▶ **YOUR INSTRUCTIONS**
Take the lines from the one with "Enumerate this screenshot's" to the end of the listing, both ends included, and quote them exactly, leaving pictures out.

▶ **DATA FOR THIS TASK**
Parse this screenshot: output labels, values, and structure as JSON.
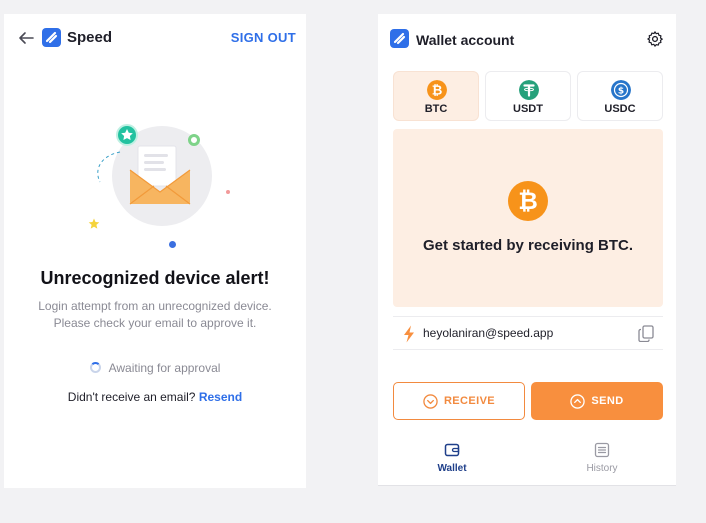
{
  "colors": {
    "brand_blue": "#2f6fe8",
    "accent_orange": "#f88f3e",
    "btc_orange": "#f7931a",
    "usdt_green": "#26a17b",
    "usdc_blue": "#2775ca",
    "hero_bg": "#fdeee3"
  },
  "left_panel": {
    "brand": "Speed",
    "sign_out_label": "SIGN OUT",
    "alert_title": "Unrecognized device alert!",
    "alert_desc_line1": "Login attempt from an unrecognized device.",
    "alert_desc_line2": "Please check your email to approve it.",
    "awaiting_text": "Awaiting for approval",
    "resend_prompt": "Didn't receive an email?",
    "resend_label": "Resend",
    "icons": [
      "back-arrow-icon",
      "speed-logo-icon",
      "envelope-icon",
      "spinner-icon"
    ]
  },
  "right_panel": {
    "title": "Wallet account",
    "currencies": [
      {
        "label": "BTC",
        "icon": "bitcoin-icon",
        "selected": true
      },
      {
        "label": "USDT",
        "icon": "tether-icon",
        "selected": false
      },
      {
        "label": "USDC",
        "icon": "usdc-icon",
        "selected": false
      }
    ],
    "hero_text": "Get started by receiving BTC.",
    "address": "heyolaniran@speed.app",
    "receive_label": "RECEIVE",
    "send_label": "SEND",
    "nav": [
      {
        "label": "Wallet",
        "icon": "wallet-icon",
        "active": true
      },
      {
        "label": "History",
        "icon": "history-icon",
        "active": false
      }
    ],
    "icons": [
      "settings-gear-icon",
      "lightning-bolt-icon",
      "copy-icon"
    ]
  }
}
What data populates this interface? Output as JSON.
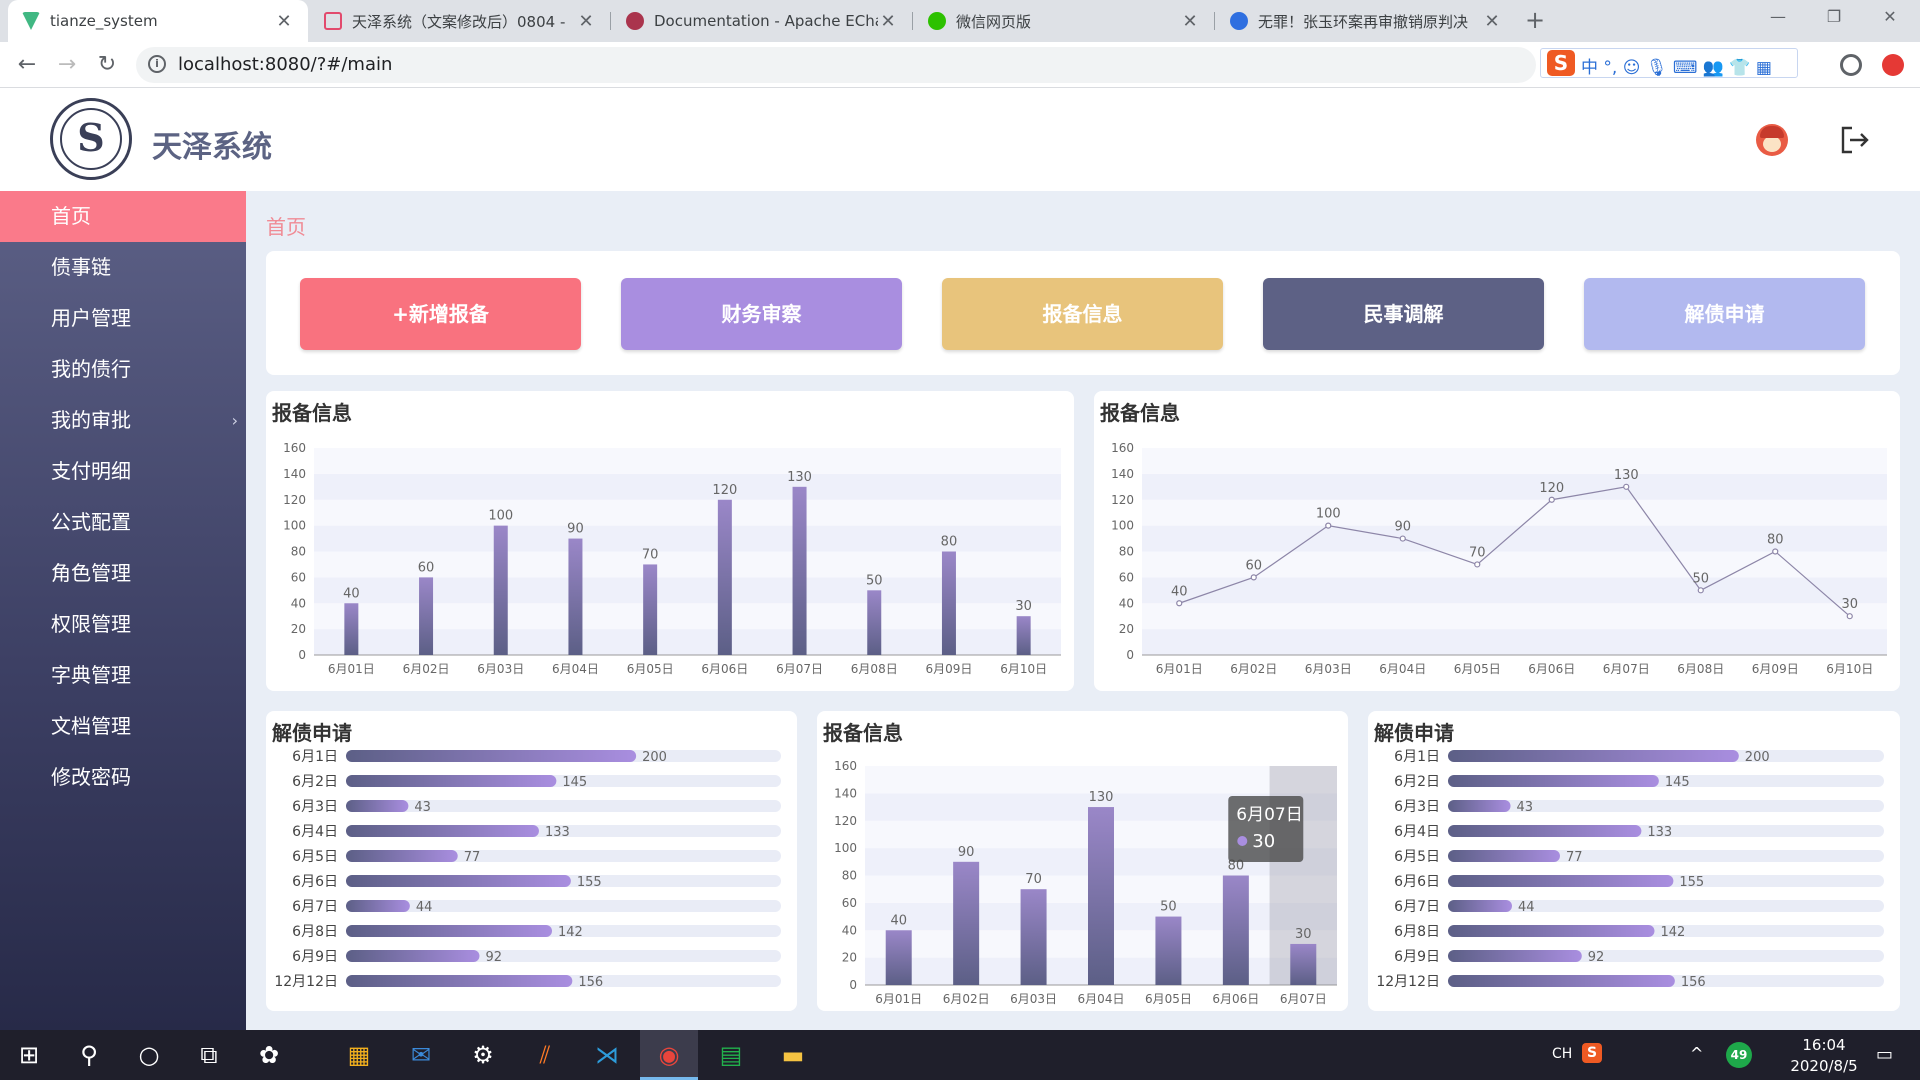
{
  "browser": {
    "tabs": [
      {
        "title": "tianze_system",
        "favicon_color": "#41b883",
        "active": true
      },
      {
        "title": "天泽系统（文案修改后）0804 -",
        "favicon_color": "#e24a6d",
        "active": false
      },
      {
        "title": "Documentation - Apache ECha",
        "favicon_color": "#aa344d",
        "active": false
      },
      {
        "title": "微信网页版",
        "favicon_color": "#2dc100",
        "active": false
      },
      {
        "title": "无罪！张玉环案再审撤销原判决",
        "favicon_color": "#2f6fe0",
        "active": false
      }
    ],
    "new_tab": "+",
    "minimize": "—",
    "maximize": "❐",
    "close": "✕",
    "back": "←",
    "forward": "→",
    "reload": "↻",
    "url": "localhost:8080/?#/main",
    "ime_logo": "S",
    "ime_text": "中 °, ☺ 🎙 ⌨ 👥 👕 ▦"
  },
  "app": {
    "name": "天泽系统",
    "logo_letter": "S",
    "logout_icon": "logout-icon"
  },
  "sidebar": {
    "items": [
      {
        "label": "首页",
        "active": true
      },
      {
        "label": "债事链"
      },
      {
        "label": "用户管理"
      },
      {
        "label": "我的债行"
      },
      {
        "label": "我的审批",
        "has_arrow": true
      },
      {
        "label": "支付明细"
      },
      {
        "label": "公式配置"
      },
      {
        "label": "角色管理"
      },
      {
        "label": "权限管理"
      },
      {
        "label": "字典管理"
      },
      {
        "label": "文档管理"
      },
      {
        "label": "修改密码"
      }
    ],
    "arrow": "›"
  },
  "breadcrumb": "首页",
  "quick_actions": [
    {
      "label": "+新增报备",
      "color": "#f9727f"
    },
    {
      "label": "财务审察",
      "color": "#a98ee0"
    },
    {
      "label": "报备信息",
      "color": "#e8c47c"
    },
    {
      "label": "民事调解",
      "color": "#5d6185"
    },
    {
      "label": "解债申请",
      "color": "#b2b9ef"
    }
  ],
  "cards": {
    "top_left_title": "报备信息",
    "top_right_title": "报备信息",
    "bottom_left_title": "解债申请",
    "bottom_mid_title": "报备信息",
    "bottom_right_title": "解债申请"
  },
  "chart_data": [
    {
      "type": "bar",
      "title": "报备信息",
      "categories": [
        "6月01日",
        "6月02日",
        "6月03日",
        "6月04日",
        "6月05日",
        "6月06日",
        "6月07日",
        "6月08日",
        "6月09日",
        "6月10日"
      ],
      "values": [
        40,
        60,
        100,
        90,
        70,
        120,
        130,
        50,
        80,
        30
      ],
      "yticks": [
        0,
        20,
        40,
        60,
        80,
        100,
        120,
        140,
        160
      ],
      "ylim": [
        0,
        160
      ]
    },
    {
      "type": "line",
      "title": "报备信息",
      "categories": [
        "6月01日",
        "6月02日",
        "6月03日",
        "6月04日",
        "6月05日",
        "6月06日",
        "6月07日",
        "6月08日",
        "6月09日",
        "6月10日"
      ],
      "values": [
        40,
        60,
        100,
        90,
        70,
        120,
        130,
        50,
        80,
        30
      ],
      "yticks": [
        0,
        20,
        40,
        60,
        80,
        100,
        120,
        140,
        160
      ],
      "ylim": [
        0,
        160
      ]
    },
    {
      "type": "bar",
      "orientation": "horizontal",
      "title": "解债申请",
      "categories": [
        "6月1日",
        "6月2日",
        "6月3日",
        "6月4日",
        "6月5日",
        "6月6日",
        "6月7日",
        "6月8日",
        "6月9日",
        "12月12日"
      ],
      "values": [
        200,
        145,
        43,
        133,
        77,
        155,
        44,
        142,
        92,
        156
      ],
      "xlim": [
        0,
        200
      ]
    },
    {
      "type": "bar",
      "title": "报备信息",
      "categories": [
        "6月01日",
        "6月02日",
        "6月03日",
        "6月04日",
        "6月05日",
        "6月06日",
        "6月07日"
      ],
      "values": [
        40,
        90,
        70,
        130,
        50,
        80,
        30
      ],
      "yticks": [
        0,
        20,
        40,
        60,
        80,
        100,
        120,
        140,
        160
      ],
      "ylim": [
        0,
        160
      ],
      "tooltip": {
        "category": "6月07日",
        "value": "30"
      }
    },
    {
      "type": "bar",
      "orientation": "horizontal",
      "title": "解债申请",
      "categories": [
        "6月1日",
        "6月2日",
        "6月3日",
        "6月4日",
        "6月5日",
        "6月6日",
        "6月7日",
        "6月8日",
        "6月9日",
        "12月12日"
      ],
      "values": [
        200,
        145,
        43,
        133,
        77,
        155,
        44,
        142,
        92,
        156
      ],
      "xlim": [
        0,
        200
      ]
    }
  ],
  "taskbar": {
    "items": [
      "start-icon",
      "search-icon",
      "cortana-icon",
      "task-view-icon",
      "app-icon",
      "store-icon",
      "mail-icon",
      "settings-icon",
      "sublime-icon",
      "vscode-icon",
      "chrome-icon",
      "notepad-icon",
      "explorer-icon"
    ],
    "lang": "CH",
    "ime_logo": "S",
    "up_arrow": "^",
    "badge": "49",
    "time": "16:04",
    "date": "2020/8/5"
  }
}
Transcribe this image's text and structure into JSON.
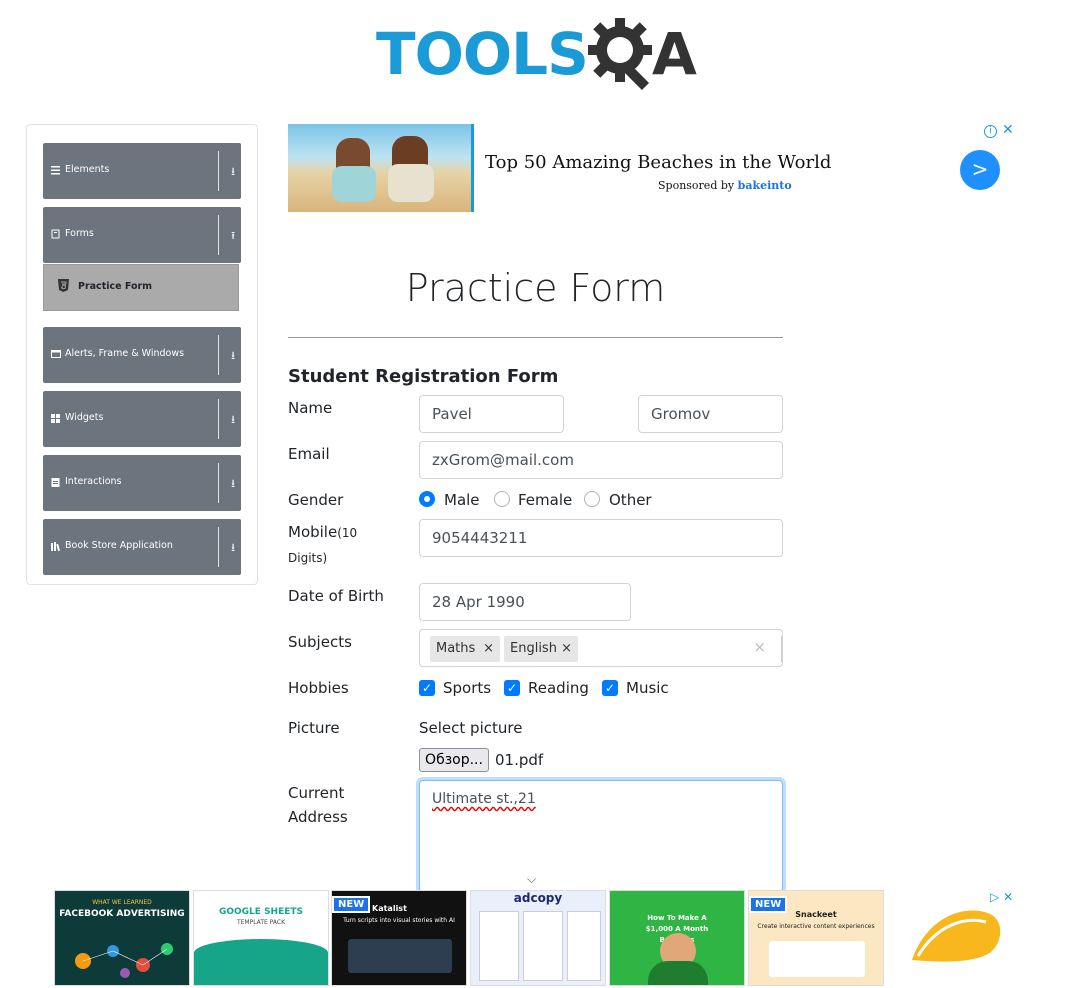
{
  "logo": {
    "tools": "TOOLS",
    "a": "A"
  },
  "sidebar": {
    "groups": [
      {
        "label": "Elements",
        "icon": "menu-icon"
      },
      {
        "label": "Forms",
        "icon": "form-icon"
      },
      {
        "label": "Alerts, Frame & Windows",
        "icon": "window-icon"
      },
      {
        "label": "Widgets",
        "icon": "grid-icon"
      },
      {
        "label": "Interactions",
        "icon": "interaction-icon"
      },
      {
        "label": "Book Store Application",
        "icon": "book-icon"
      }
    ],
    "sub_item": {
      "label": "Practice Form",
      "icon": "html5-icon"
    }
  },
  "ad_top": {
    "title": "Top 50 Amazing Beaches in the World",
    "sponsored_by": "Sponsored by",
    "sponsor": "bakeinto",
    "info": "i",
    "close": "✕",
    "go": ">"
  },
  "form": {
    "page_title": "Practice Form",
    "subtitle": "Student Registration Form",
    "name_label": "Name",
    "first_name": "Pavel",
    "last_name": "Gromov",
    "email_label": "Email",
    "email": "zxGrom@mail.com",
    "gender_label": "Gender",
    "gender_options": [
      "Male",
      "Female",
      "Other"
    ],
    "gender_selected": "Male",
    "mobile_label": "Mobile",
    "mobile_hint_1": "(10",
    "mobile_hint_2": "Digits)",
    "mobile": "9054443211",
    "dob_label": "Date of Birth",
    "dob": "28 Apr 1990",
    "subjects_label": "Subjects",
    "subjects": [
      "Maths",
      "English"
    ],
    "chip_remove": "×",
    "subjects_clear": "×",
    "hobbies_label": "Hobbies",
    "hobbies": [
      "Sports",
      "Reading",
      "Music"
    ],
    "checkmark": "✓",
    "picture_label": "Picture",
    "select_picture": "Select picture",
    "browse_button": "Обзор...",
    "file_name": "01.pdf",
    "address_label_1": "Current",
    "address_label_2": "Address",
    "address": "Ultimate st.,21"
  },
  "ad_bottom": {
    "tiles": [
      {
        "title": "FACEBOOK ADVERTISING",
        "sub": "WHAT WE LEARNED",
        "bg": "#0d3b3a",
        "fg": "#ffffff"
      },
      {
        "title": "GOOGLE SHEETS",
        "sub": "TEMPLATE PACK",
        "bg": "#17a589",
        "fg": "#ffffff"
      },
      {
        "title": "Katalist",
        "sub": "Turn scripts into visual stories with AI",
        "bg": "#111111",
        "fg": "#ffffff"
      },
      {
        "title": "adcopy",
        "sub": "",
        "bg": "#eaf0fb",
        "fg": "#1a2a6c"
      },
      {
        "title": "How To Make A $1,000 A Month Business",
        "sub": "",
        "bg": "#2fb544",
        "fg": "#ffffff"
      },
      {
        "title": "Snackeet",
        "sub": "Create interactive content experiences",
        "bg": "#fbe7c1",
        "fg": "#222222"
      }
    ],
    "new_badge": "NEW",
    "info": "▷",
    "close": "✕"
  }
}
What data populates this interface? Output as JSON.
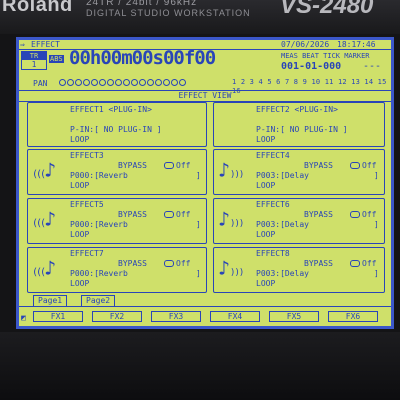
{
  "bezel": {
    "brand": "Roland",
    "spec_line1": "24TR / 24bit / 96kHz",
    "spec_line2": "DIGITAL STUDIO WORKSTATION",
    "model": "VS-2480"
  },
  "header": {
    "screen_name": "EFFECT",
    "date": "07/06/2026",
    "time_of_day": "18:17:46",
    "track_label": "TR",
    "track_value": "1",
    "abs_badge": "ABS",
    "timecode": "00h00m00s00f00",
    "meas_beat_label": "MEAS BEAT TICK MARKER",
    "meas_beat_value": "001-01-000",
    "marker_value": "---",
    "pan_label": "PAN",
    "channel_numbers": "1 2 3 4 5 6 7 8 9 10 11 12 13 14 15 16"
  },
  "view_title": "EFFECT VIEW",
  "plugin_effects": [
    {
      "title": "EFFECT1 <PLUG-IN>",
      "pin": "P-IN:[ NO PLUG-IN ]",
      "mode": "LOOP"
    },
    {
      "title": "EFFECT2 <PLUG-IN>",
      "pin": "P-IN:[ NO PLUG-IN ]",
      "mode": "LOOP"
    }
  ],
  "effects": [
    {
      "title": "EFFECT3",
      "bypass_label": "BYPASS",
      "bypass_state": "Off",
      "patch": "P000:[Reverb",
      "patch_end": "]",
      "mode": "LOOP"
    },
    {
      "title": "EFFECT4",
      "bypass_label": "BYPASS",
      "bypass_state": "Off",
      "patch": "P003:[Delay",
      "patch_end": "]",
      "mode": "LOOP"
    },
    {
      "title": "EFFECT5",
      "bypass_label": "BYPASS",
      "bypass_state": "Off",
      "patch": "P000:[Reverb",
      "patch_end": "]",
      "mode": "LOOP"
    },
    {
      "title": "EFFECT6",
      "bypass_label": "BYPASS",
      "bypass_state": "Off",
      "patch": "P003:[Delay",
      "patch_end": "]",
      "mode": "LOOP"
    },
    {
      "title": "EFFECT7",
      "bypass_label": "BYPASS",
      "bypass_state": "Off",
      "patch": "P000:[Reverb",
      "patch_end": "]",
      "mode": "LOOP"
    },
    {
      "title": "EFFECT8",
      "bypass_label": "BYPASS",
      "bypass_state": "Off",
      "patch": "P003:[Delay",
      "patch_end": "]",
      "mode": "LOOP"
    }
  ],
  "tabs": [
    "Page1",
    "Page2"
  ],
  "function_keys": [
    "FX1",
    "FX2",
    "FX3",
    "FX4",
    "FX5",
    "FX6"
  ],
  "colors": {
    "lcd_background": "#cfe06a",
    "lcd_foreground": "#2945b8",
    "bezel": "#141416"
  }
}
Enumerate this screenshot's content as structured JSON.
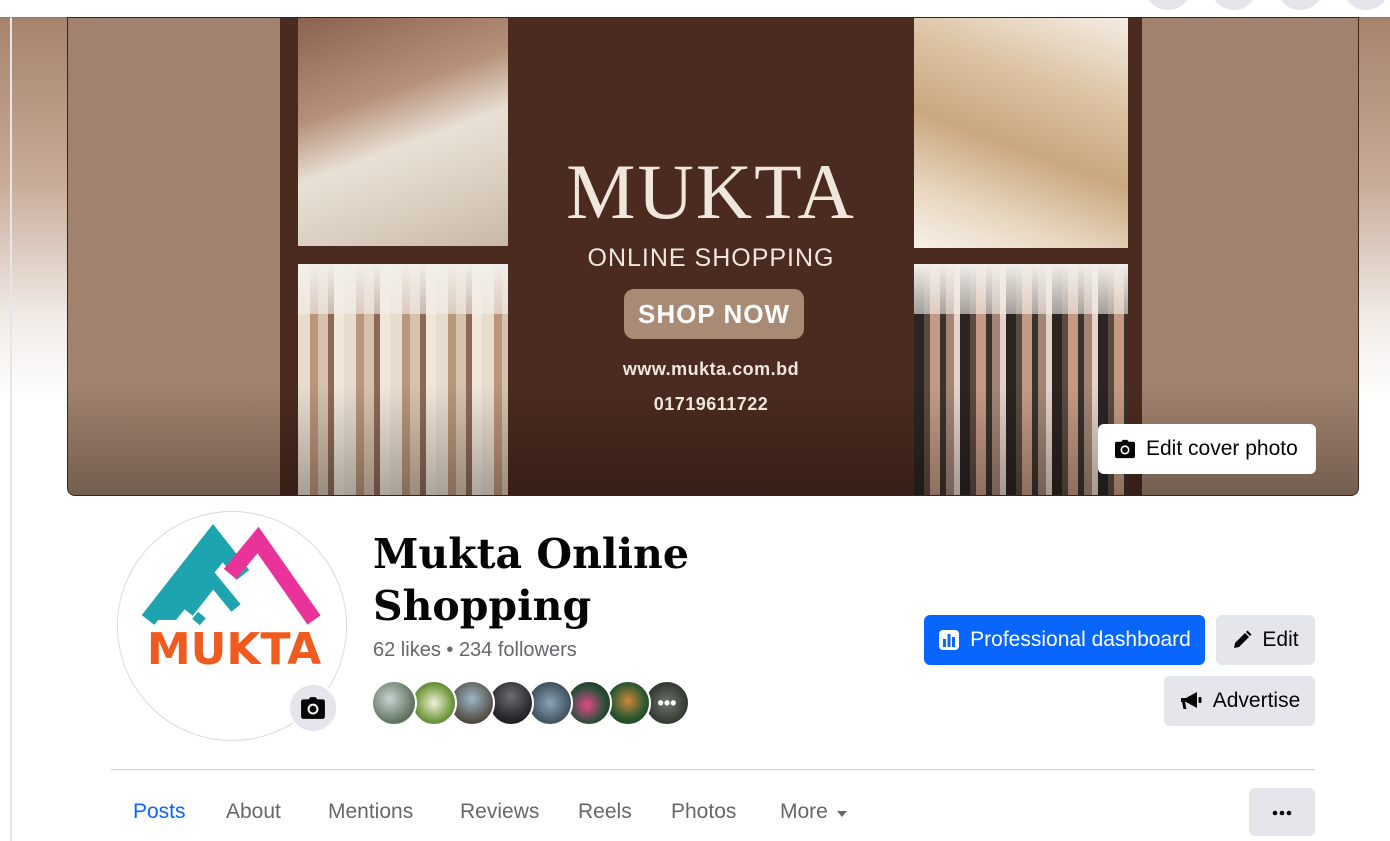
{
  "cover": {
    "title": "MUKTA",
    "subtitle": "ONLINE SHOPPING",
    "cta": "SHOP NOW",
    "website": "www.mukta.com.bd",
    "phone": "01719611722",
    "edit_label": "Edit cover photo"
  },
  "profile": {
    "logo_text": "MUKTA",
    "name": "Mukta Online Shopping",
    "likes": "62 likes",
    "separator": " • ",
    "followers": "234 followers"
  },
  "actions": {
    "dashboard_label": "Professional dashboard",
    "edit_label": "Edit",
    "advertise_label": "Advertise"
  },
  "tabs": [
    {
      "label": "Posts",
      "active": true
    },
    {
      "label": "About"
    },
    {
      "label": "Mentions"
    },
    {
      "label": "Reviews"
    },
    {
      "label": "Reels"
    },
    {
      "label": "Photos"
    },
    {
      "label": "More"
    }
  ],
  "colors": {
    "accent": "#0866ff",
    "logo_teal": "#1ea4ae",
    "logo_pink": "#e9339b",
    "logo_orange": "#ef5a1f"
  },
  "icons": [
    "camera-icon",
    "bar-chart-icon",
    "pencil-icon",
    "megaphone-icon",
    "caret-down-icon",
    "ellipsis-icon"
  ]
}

▶ **IN RESPONSE**
Enumerate this screenshot's content as structured JSON.
{
  "cover": {
    "title": "MUKTA",
    "subtitle": "ONLINE SHOPPING",
    "cta": "SHOP NOW",
    "website": "www.mukta.com.bd",
    "phone": "01719611722",
    "edit_label": "Edit cover photo"
  },
  "profile": {
    "logo_text": "MUKTA",
    "name": "Mukta Online Shopping",
    "likes": "62 likes",
    "separator": " • ",
    "followers": "234 followers"
  },
  "actions": {
    "dashboard_label": "Professional dashboard",
    "edit_label": "Edit",
    "advertise_label": "Advertise"
  },
  "tabs": [
    {
      "label": "Posts",
      "active": true
    },
    {
      "label": "About"
    },
    {
      "label": "Mentions"
    },
    {
      "label": "Reviews"
    },
    {
      "label": "Reels"
    },
    {
      "label": "Photos"
    },
    {
      "label": "More"
    }
  ],
  "colors": {
    "accent": "#0866ff",
    "logo_teal": "#1ea4ae",
    "logo_pink": "#e9339b",
    "logo_orange": "#ef5a1f"
  },
  "icons": [
    "camera-icon",
    "bar-chart-icon",
    "pencil-icon",
    "megaphone-icon",
    "caret-down-icon",
    "ellipsis-icon"
  ]
}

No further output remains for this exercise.